_PROMPT_.
Repeat each record exactly. Any picture gets left out.

(Source records)
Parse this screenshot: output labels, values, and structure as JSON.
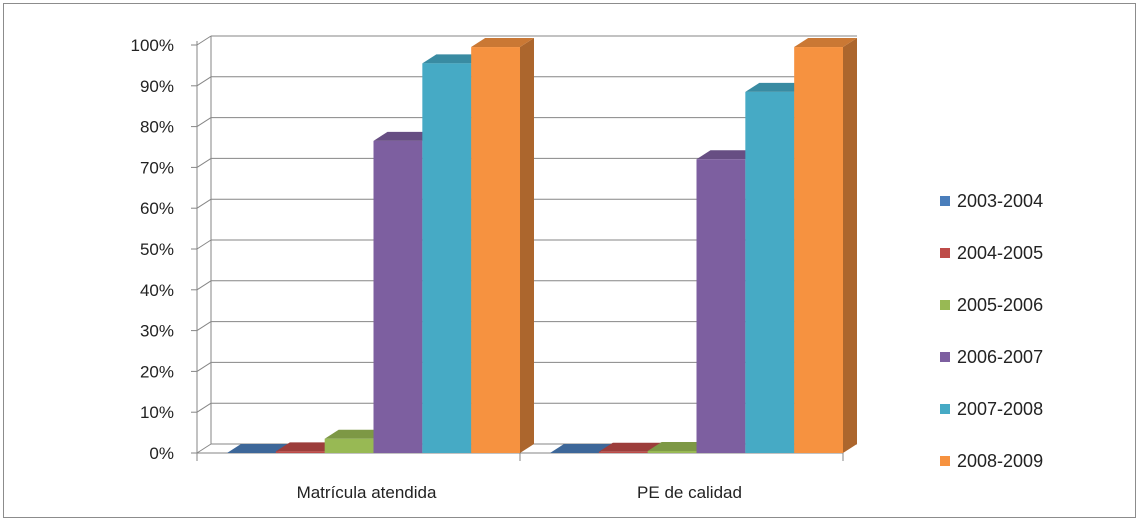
{
  "chart_data": {
    "type": "bar",
    "categories": [
      "Matrícula atendida",
      "PE de calidad"
    ],
    "series": [
      {
        "name": "2003-2004",
        "values": [
          0,
          0
        ],
        "color": "#4a7ebb"
      },
      {
        "name": "2004-2005",
        "values": [
          0.4,
          0.3
        ],
        "color": "#be4b48"
      },
      {
        "name": "2005-2006",
        "values": [
          3.5,
          0.5
        ],
        "color": "#98b954"
      },
      {
        "name": "2006-2007",
        "values": [
          76.5,
          72
        ],
        "color": "#7d5fa0"
      },
      {
        "name": "2007-2008",
        "values": [
          95.5,
          88.5
        ],
        "color": "#46aac5"
      },
      {
        "name": "2008-2009",
        "values": [
          99.5,
          99.5
        ],
        "color": "#f69240"
      }
    ],
    "ylim": [
      0,
      100
    ],
    "yticks": [
      "0%",
      "10%",
      "20%",
      "30%",
      "40%",
      "50%",
      "60%",
      "70%",
      "80%",
      "90%",
      "100%"
    ],
    "grid": true,
    "legend": "right",
    "title": "",
    "xlabel": "",
    "ylabel": ""
  }
}
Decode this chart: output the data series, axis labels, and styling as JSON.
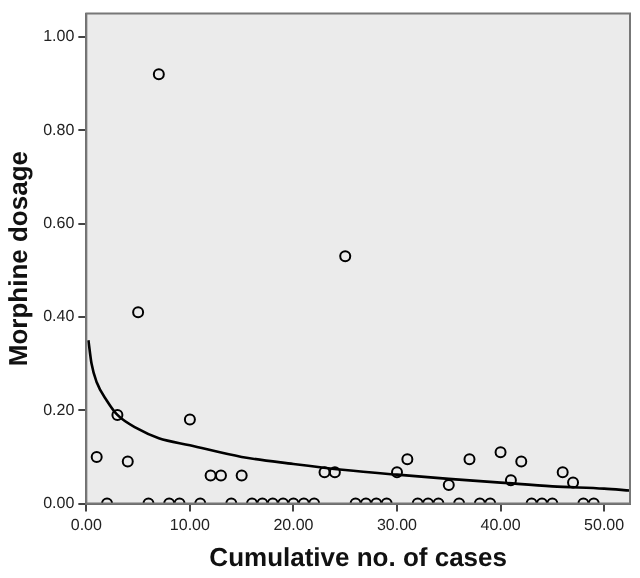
{
  "chart_data": {
    "type": "scatter",
    "xlabel": "Cumulative no. of cases",
    "ylabel": "Morphine dosage",
    "xlim": [
      0,
      52.5
    ],
    "ylim": [
      0,
      1.05
    ],
    "xticks": [
      {
        "value": 0,
        "label": "0.00"
      },
      {
        "value": 10,
        "label": "10.00"
      },
      {
        "value": 20,
        "label": "20.00"
      },
      {
        "value": 30,
        "label": "30.00"
      },
      {
        "value": 40,
        "label": "40.00"
      },
      {
        "value": 50,
        "label": "50.00"
      }
    ],
    "yticks": [
      {
        "value": 0,
        "label": "0.00"
      },
      {
        "value": 0.2,
        "label": "0.20"
      },
      {
        "value": 0.4,
        "label": "0.40"
      },
      {
        "value": 0.6,
        "label": "0.60"
      },
      {
        "value": 0.8,
        "label": "0.80"
      },
      {
        "value": 1,
        "label": "1.00"
      }
    ],
    "marker": "circle",
    "series": [
      {
        "color": "#000000",
        "x": [
          1,
          2,
          3,
          4,
          5,
          6,
          7,
          8,
          9,
          10,
          11,
          12,
          13,
          14,
          15,
          16,
          17,
          18,
          19,
          20,
          21,
          22,
          23,
          24,
          25,
          26,
          27,
          28,
          29,
          30,
          31,
          32,
          33,
          34,
          35,
          36,
          37,
          38,
          39,
          40,
          41,
          42,
          43,
          44,
          45,
          46,
          47,
          48,
          49
        ],
        "values": [
          0.1,
          0,
          0.19,
          0.09,
          0.41,
          0,
          0.92,
          0,
          0,
          0.18,
          0,
          0.06,
          0.06,
          0,
          0.06,
          0,
          0,
          0,
          0,
          0,
          0,
          0,
          0.067,
          0.067,
          0.53,
          0,
          0,
          0,
          0,
          0.067,
          0.095,
          0,
          0,
          0,
          0.04,
          0,
          0.095,
          0,
          0,
          0.11,
          0.05,
          0.09,
          0,
          0,
          0,
          0.067,
          0.045,
          0,
          0
        ]
      },
      {
        "type": "line",
        "marker": "none",
        "color": "#000000",
        "x": [
          0.2,
          0.5,
          1,
          2,
          3,
          5,
          7,
          10,
          15,
          20,
          25,
          30,
          35,
          40,
          45,
          50,
          52.5
        ],
        "values": [
          0.35,
          0.3,
          0.26,
          0.22,
          0.19,
          0.16,
          0.14,
          0.125,
          0.1,
          0.085,
          0.072,
          0.062,
          0.053,
          0.045,
          0.037,
          0.032,
          0.028
        ]
      }
    ]
  }
}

_EXERCISE RESPONSE_.
Parse this screenshot: output labels, values, and structure as JSON.
{
  "chart_data": {
    "type": "bar",
    "categories": [
      "Matrícula atendida",
      "PE de calidad"
    ],
    "series": [
      {
        "name": "2003-2004",
        "values": [
          0,
          0
        ],
        "color": "#4a7ebb"
      },
      {
        "name": "2004-2005",
        "values": [
          0.4,
          0.3
        ],
        "color": "#be4b48"
      },
      {
        "name": "2005-2006",
        "values": [
          3.5,
          0.5
        ],
        "color": "#98b954"
      },
      {
        "name": "2006-2007",
        "values": [
          76.5,
          72
        ],
        "color": "#7d5fa0"
      },
      {
        "name": "2007-2008",
        "values": [
          95.5,
          88.5
        ],
        "color": "#46aac5"
      },
      {
        "name": "2008-2009",
        "values": [
          99.5,
          99.5
        ],
        "color": "#f69240"
      }
    ],
    "ylim": [
      0,
      100
    ],
    "yticks": [
      "0%",
      "10%",
      "20%",
      "30%",
      "40%",
      "50%",
      "60%",
      "70%",
      "80%",
      "90%",
      "100%"
    ],
    "grid": true,
    "legend": "right",
    "title": "",
    "xlabel": "",
    "ylabel": ""
  }
}
Decode this chart: output the data series, axis labels, and styling as JSON.
{
  "chart_data": {
    "type": "scatter",
    "xlabel": "Cumulative no. of cases",
    "ylabel": "Morphine dosage",
    "xlim": [
      0,
      52.5
    ],
    "ylim": [
      0,
      1.05
    ],
    "xticks": [
      {
        "value": 0,
        "label": "0.00"
      },
      {
        "value": 10,
        "label": "10.00"
      },
      {
        "value": 20,
        "label": "20.00"
      },
      {
        "value": 30,
        "label": "30.00"
      },
      {
        "value": 40,
        "label": "40.00"
      },
      {
        "value": 50,
        "label": "50.00"
      }
    ],
    "yticks": [
      {
        "value": 0,
        "label": "0.00"
      },
      {
        "value": 0.2,
        "label": "0.20"
      },
      {
        "value": 0.4,
        "label": "0.40"
      },
      {
        "value": 0.6,
        "label": "0.60"
      },
      {
        "value": 0.8,
        "label": "0.80"
      },
      {
        "value": 1,
        "label": "1.00"
      }
    ],
    "marker": "circle",
    "series": [
      {
        "color": "#000000",
        "x": [
          1,
          2,
          3,
          4,
          5,
          6,
          7,
          8,
          9,
          10,
          11,
          12,
          13,
          14,
          15,
          16,
          17,
          18,
          19,
          20,
          21,
          22,
          23,
          24,
          25,
          26,
          27,
          28,
          29,
          30,
          31,
          32,
          33,
          34,
          35,
          36,
          37,
          38,
          39,
          40,
          41,
          42,
          43,
          44,
          45,
          46,
          47,
          48,
          49
        ],
        "values": [
          0.1,
          0,
          0.19,
          0.09,
          0.41,
          0,
          0.92,
          0,
          0,
          0.18,
          0,
          0.06,
          0.06,
          0,
          0.06,
          0,
          0,
          0,
          0,
          0,
          0,
          0,
          0.067,
          0.067,
          0.53,
          0,
          0,
          0,
          0,
          0.067,
          0.095,
          0,
          0,
          0,
          0.04,
          0,
          0.095,
          0,
          0,
          0.11,
          0.05,
          0.09,
          0,
          0,
          0,
          0.067,
          0.045,
          0,
          0
        ]
      },
      {
        "type": "line",
        "marker": "none",
        "color": "#000000",
        "x": [
          0.2,
          0.5,
          1,
          2,
          3,
          5,
          7,
          10,
          15,
          20,
          25,
          30,
          35,
          40,
          45,
          50,
          52.5
        ],
        "values": [
          0.35,
          0.3,
          0.26,
          0.22,
          0.19,
          0.16,
          0.14,
          0.125,
          0.1,
          0.085,
          0.072,
          0.062,
          0.053,
          0.045,
          0.037,
          0.032,
          0.028
        ]
      }
    ]
  }
}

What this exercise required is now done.